### [Direction]
Within the material below, find each line bearing the word "this" and present it.

### [Raw records]
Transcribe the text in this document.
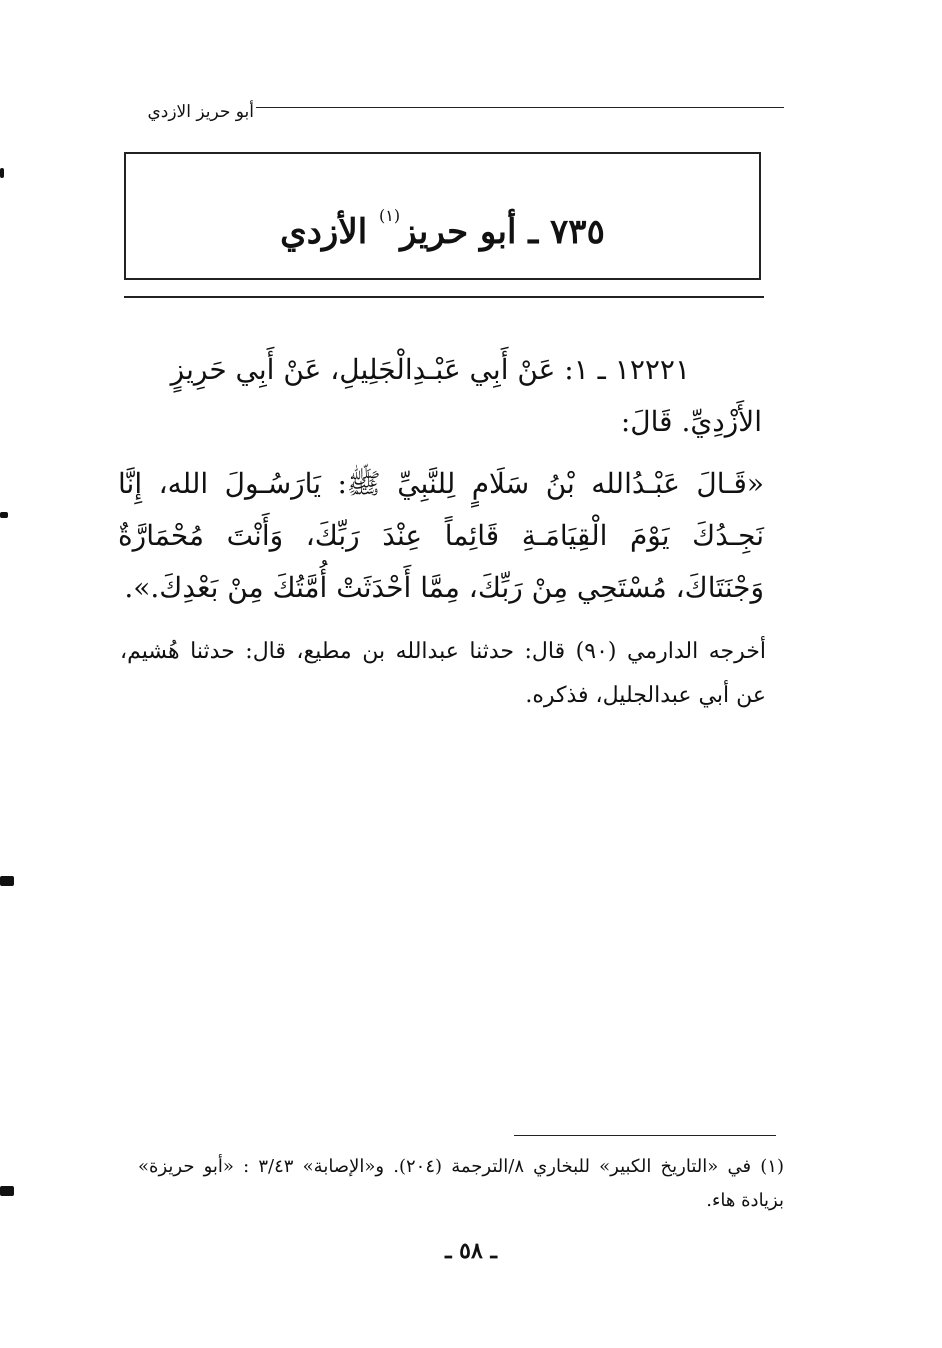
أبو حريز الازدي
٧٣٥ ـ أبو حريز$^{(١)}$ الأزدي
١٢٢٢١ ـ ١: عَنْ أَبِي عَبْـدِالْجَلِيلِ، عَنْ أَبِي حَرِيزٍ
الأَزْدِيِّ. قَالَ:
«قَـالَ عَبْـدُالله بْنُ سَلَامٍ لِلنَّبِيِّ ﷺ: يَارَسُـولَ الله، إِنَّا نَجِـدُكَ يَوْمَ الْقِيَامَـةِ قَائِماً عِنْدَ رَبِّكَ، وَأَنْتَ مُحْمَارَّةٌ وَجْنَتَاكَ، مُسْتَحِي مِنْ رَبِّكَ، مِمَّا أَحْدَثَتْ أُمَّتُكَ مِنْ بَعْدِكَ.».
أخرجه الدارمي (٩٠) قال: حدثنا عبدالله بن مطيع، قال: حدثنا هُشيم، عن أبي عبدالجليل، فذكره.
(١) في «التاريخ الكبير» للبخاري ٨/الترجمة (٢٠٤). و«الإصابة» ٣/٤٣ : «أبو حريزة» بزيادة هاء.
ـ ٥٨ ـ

---

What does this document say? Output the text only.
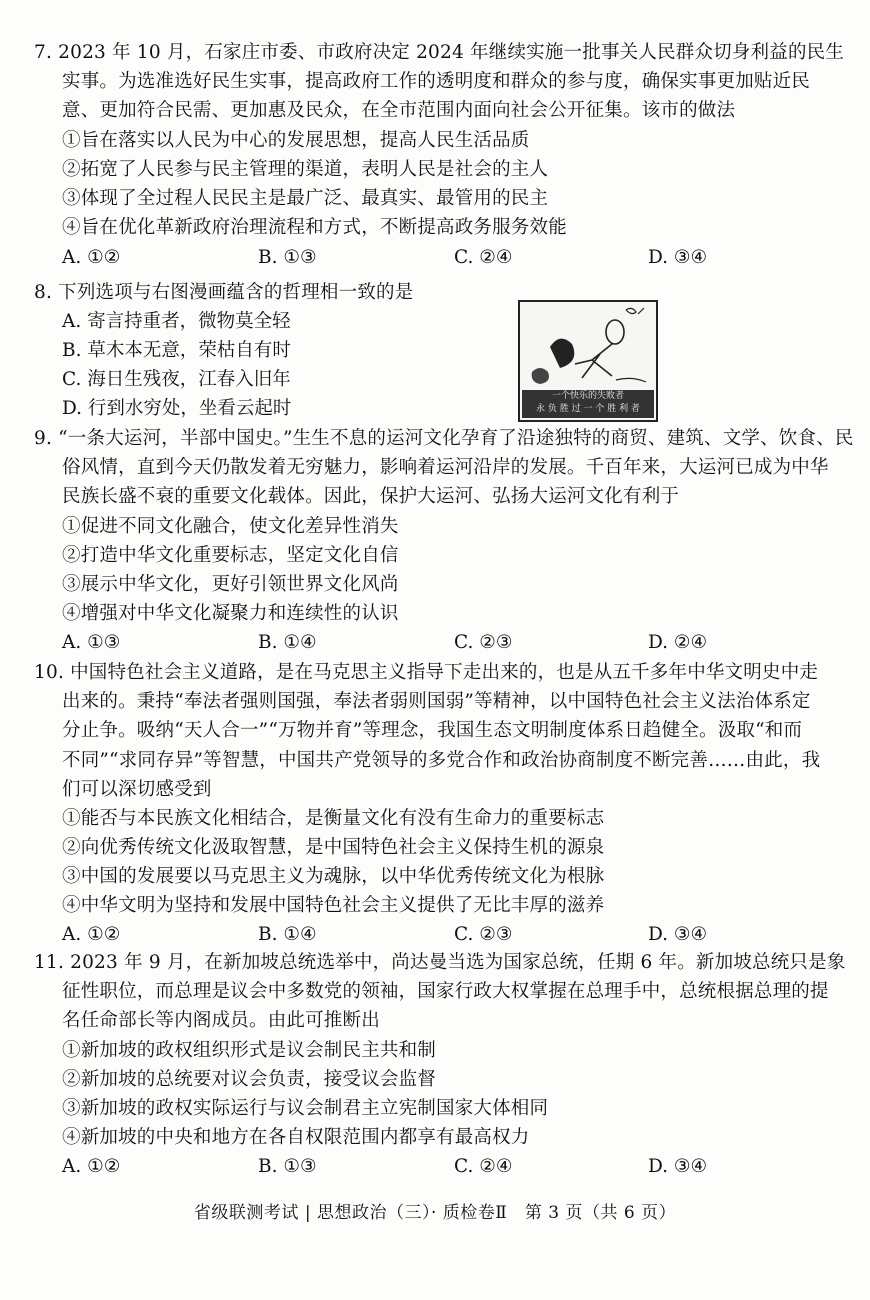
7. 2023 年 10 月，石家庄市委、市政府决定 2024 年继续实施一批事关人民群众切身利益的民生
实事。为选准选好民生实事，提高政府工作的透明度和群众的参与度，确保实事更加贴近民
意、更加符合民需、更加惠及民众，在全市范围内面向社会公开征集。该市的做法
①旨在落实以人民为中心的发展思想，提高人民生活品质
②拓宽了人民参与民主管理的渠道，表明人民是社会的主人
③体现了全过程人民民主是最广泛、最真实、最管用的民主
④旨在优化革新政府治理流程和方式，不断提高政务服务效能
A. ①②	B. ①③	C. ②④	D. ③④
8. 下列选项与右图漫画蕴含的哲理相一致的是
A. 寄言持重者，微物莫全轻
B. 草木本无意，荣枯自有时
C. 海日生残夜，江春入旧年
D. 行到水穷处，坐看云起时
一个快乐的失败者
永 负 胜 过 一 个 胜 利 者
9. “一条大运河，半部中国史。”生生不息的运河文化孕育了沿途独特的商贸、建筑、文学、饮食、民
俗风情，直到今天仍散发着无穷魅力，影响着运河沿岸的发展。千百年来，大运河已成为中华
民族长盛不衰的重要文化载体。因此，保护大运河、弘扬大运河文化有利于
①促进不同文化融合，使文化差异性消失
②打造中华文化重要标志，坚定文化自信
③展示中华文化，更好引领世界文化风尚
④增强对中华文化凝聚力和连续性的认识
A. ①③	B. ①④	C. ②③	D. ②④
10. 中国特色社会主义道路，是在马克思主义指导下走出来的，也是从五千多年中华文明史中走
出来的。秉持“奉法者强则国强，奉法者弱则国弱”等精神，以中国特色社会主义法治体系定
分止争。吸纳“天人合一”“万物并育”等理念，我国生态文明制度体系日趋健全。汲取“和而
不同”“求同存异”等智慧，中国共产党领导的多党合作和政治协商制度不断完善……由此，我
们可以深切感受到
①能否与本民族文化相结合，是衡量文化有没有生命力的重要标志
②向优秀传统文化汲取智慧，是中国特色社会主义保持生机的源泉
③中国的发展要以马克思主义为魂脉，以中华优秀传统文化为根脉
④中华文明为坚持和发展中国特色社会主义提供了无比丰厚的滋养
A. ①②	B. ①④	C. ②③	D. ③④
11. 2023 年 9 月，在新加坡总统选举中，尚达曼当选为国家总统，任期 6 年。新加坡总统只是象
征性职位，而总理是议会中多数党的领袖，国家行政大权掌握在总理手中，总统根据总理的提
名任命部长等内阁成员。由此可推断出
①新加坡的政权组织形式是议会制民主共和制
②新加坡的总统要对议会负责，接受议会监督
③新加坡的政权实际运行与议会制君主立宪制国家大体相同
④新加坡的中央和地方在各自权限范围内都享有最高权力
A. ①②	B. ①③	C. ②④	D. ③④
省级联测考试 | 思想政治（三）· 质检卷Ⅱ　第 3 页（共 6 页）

### [Output of the exercise]
Transcribe the text in this document.
What does this document say? Output the text only.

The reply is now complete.